* [Instruction]: State only how many lines contain the string "verwendet".

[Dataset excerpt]
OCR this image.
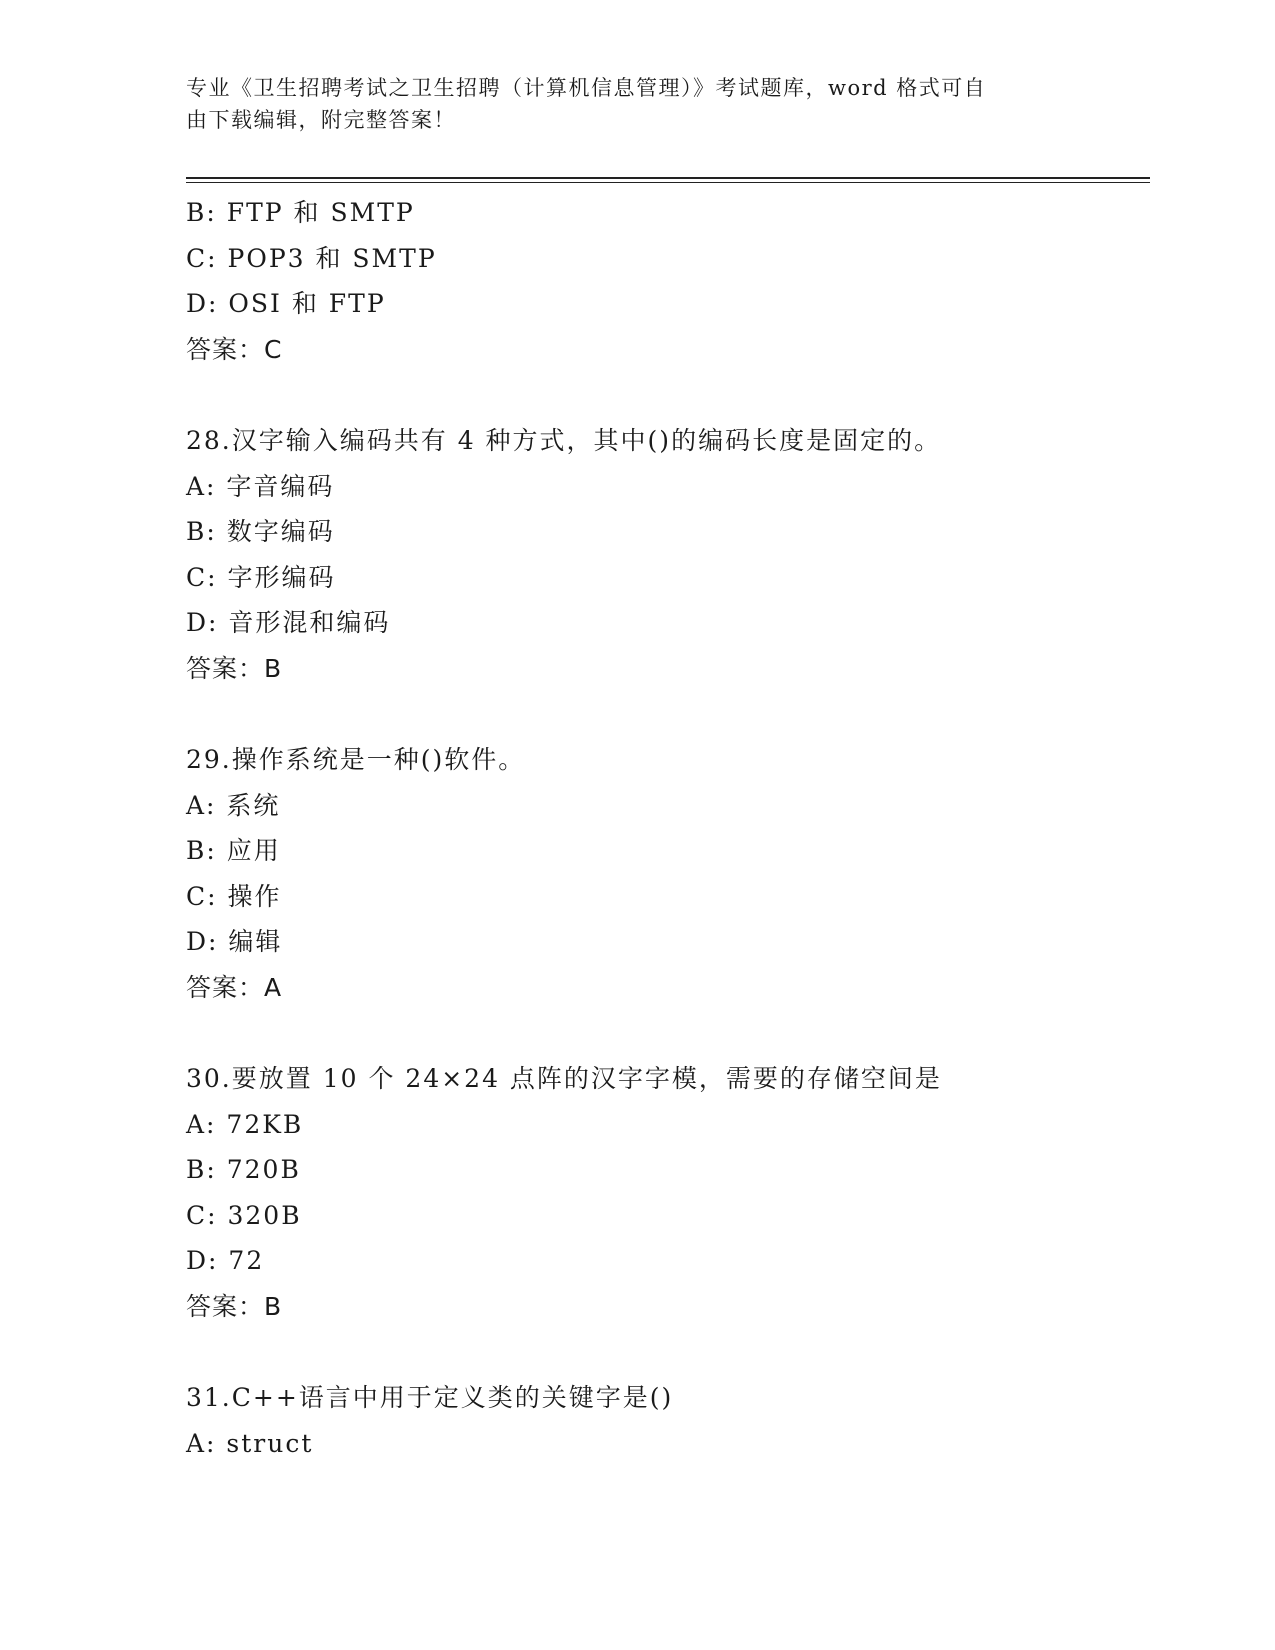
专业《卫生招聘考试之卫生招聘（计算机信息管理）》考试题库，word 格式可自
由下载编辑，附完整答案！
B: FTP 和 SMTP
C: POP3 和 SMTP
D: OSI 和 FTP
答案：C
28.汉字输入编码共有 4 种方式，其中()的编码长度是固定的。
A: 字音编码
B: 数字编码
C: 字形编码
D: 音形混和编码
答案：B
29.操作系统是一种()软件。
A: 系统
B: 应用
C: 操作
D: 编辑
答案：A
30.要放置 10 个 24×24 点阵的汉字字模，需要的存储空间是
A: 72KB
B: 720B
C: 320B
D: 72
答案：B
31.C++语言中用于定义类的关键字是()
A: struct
---
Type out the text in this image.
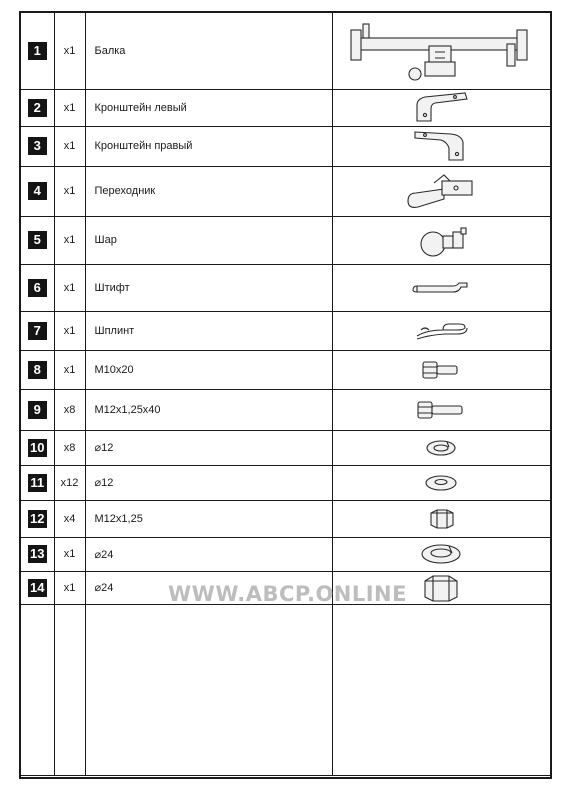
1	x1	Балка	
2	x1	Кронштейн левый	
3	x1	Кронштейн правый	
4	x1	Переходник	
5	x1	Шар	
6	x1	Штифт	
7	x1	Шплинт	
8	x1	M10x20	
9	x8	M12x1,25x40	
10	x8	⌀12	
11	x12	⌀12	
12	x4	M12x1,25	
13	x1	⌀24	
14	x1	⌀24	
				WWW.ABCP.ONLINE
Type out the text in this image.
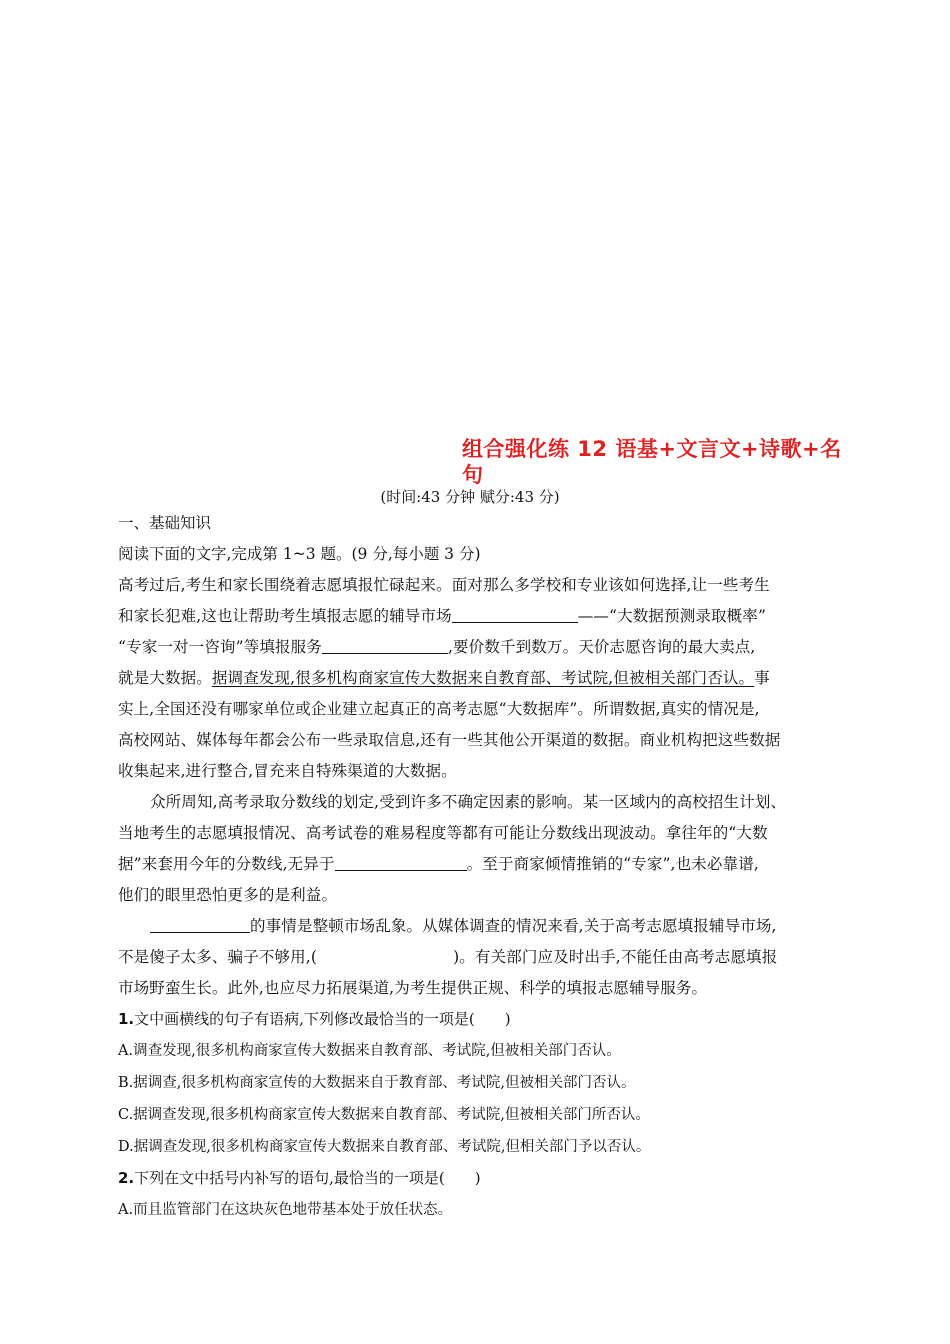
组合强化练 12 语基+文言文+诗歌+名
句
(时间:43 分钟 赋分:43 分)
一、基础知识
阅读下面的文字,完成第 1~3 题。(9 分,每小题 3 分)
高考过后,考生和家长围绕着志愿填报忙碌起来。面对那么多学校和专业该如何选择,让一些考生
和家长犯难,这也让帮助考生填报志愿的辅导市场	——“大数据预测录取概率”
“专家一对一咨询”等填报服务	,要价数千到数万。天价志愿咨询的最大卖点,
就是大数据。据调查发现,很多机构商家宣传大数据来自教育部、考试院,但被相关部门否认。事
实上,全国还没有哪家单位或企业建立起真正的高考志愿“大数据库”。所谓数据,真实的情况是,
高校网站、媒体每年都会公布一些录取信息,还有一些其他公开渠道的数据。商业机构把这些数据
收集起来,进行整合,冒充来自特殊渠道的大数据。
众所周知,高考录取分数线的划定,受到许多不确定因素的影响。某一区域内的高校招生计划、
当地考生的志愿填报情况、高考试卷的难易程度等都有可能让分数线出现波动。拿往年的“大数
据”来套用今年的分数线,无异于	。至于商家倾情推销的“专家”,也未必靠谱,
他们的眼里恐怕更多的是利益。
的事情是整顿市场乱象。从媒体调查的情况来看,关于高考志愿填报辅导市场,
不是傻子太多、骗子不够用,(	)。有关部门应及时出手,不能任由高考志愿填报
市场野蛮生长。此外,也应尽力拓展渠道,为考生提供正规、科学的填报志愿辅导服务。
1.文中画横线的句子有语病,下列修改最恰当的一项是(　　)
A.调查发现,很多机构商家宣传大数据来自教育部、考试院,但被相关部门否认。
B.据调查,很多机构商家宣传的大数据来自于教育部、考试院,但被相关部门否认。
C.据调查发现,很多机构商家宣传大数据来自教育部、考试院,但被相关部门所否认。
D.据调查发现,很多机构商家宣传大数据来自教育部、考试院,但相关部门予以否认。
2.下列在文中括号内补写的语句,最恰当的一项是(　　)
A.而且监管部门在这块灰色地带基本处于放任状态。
...
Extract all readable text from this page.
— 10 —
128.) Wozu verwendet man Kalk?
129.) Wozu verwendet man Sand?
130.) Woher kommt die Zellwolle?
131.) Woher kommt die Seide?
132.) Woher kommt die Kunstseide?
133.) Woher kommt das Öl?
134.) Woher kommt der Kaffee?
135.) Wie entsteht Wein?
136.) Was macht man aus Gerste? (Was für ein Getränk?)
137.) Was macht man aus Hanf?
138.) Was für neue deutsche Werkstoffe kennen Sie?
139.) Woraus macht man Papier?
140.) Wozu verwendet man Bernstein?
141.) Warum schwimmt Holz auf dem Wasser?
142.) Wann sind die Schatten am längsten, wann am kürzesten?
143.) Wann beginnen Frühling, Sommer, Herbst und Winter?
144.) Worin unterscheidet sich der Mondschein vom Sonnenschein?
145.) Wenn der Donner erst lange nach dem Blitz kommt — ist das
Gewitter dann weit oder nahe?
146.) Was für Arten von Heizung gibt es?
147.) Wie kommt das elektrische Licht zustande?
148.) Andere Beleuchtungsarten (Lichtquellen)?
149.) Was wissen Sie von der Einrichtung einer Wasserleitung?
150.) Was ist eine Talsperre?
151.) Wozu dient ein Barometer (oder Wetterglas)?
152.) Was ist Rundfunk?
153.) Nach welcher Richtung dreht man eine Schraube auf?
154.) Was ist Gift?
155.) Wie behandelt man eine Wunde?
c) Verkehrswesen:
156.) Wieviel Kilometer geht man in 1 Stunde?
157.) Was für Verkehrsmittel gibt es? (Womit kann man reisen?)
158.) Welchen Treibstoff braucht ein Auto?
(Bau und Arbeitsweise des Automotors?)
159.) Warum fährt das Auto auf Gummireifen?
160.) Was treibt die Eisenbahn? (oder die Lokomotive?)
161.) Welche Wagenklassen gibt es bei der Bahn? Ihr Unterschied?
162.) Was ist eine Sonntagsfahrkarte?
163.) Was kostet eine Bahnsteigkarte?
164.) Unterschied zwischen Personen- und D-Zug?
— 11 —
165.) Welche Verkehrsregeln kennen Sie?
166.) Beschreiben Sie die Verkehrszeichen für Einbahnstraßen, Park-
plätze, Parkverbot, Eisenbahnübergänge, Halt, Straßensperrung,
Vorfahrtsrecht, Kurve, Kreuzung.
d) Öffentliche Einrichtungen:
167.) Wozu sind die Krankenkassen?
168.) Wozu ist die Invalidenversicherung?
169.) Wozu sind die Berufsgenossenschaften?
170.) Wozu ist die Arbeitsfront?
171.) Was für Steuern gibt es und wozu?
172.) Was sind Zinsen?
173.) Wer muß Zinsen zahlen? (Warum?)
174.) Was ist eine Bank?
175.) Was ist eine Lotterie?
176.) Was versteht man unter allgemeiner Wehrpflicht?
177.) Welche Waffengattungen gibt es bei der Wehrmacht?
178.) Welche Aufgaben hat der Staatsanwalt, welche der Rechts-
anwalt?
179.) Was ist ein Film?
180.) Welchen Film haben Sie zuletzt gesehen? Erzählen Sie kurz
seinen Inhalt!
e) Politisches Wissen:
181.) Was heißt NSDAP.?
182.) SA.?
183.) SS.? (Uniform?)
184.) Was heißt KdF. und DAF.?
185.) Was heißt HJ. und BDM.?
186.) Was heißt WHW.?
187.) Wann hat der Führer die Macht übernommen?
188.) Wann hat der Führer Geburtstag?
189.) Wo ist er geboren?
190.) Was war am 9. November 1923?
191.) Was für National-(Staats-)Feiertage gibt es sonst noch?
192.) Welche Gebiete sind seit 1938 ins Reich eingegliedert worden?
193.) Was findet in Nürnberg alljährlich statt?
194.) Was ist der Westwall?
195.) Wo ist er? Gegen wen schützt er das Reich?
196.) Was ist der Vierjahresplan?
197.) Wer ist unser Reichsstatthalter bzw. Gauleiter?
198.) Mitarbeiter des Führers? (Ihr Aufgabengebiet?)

* [Task result]: 3